Filter the listing below, copying every line in which the word "subtitle" appears.

▶ MATERIAL FOR THE TASK
* begin *

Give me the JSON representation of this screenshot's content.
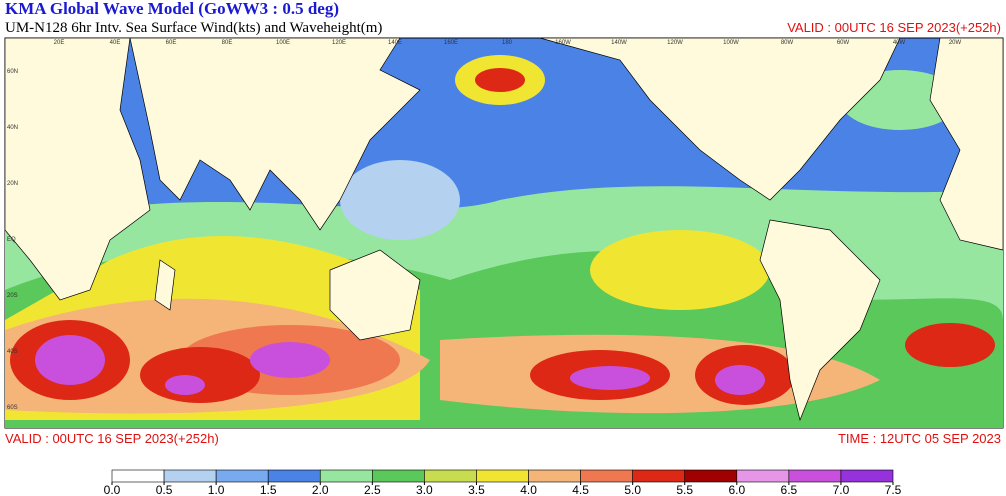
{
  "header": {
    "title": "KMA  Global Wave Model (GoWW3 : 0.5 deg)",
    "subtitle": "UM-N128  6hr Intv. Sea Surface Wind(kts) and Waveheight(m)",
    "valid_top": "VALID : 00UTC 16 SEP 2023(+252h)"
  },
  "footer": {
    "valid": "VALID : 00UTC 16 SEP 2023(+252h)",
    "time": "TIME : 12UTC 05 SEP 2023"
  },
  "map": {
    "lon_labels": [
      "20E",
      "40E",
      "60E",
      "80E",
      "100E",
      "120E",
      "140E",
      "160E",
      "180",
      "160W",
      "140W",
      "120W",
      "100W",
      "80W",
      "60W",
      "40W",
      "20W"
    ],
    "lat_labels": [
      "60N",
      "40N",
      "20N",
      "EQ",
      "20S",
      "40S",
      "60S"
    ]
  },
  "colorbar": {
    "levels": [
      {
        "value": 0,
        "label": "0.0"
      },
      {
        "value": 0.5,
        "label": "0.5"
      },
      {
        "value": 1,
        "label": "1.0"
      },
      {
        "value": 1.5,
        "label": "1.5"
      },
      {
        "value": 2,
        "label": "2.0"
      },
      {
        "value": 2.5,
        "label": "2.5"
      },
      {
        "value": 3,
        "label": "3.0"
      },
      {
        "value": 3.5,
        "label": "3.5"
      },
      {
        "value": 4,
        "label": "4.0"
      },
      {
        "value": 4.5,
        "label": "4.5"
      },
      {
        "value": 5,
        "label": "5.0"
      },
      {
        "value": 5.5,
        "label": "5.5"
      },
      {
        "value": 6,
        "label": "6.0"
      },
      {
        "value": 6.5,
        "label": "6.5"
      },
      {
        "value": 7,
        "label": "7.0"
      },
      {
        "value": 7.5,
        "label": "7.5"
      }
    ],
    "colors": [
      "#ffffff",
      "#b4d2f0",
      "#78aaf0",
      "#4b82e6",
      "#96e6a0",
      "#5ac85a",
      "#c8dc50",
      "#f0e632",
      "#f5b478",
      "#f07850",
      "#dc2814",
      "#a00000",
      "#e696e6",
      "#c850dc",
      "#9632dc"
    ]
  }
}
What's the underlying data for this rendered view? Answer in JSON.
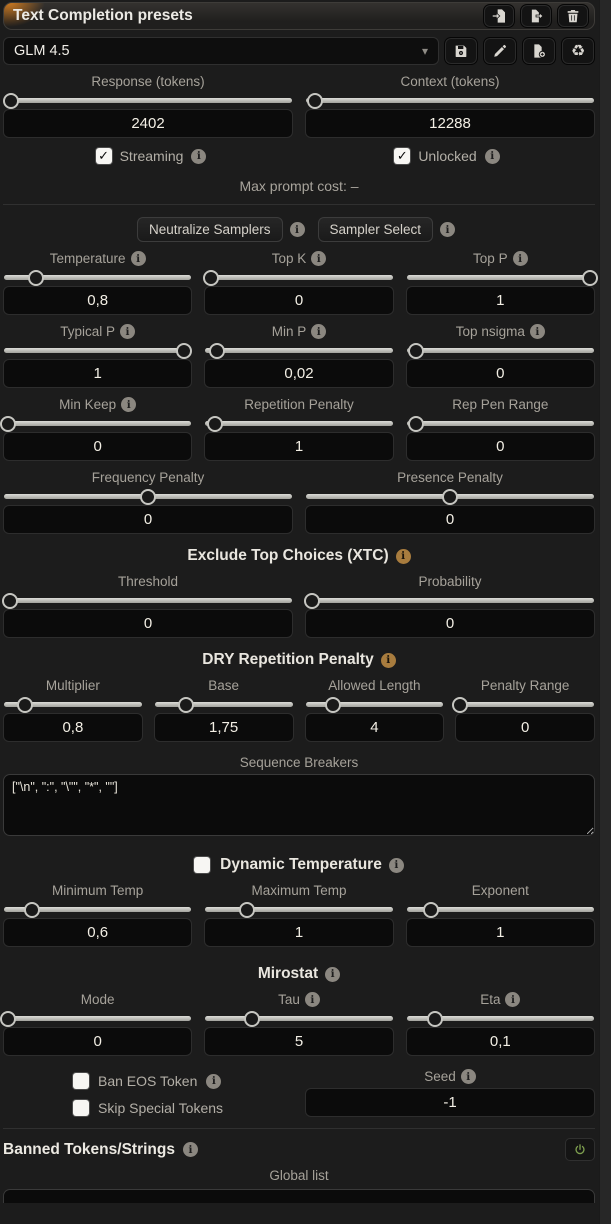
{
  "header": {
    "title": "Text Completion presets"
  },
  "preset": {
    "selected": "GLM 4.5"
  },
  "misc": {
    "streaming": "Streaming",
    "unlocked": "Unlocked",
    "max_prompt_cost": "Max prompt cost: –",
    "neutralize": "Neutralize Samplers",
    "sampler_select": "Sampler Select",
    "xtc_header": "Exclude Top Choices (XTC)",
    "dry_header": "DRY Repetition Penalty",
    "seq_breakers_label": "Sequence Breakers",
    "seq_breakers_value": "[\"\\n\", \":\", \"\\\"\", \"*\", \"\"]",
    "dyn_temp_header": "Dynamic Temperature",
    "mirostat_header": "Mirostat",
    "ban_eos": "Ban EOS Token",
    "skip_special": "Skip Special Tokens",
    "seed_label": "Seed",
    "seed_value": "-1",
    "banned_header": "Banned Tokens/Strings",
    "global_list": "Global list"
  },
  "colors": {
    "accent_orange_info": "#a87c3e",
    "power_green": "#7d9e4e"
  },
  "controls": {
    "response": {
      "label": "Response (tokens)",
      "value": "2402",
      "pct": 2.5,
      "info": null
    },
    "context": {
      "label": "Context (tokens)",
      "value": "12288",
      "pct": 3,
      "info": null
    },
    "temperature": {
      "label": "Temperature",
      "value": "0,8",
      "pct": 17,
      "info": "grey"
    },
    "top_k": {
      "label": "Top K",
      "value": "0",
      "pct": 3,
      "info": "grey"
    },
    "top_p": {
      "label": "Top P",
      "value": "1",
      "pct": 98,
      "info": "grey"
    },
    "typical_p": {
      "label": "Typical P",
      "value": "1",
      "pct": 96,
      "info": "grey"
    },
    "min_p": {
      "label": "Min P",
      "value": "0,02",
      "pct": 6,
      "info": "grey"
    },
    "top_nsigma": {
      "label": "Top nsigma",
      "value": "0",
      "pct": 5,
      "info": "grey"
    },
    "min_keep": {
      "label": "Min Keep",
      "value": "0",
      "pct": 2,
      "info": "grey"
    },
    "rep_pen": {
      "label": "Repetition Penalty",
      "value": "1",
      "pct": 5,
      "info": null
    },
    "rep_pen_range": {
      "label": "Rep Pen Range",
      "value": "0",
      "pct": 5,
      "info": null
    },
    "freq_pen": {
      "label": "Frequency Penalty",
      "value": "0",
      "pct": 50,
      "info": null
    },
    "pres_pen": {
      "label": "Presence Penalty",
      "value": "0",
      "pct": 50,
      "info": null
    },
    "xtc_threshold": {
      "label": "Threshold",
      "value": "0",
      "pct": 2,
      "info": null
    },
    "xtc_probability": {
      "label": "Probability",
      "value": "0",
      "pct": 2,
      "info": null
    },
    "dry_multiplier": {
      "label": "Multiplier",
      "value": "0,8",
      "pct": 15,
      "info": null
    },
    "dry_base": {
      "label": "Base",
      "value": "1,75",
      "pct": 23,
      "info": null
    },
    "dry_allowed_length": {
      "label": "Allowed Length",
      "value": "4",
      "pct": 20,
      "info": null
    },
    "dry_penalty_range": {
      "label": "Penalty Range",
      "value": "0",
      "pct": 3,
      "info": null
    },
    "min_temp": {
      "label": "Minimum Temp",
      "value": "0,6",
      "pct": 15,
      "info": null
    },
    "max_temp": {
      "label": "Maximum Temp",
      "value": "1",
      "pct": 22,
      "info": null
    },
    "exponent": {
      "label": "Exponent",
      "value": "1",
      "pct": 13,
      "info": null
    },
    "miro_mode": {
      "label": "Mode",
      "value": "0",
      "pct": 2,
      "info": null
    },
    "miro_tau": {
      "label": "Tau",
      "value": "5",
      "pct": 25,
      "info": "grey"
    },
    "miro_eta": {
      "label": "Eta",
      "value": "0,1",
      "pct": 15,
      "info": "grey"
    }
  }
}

* end *
* begin *

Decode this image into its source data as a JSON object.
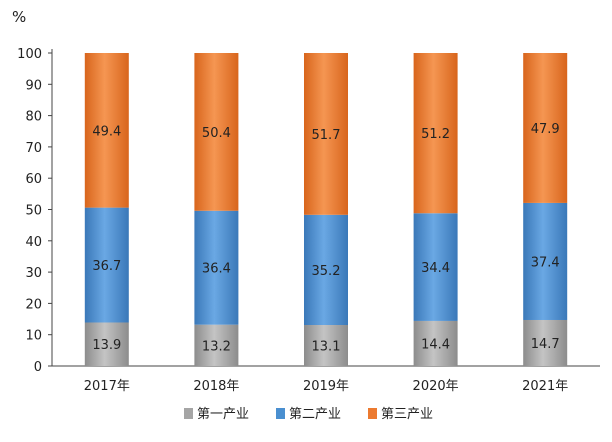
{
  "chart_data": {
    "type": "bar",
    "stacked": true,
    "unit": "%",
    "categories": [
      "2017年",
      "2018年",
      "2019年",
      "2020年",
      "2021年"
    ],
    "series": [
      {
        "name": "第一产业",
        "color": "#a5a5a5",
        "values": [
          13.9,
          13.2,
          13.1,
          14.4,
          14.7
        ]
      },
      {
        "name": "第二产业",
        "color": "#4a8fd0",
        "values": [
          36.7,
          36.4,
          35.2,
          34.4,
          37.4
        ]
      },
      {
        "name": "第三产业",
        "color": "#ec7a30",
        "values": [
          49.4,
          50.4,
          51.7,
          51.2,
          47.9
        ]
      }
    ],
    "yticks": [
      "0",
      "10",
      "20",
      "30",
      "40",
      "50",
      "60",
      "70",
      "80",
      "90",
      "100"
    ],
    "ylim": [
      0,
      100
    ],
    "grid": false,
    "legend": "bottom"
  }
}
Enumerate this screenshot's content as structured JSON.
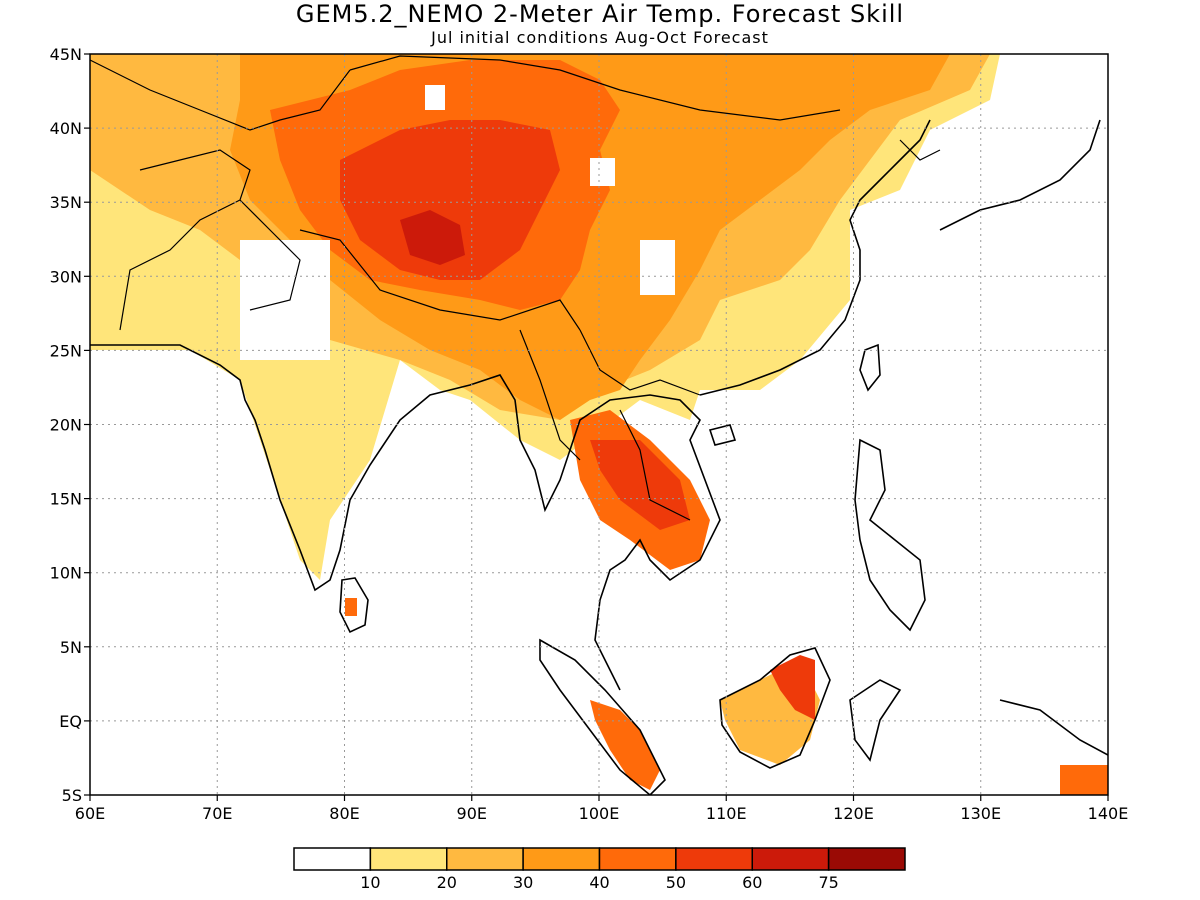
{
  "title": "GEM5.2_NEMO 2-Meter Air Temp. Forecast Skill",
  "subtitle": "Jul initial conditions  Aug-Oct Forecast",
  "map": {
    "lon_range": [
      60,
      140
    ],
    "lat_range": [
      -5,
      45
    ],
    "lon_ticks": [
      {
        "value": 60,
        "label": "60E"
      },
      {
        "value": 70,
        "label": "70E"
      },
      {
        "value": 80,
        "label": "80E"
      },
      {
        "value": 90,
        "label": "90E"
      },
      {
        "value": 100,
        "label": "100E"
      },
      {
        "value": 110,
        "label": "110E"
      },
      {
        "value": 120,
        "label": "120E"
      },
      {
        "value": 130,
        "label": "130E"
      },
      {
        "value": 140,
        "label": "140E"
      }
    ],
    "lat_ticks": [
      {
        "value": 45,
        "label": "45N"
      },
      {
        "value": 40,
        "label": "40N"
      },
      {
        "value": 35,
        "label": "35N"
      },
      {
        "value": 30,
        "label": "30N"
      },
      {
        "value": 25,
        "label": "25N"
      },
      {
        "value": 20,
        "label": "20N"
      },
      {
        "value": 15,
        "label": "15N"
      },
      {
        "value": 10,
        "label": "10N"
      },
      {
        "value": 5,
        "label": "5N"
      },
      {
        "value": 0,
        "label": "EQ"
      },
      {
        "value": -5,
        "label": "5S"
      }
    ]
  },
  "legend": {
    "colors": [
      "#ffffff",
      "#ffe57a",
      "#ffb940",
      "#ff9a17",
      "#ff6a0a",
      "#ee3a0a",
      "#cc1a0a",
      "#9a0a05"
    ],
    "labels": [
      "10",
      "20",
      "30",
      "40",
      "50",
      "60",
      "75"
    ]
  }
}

* end *

▶ EXERCISE ANSWER
    "subtitle": "UM-N128  6hr Intv. Sea Surface Wind(kts) and Waveheight(m)",
  "subtitle": "Jul initial conditions  Aug-Oct Forecast",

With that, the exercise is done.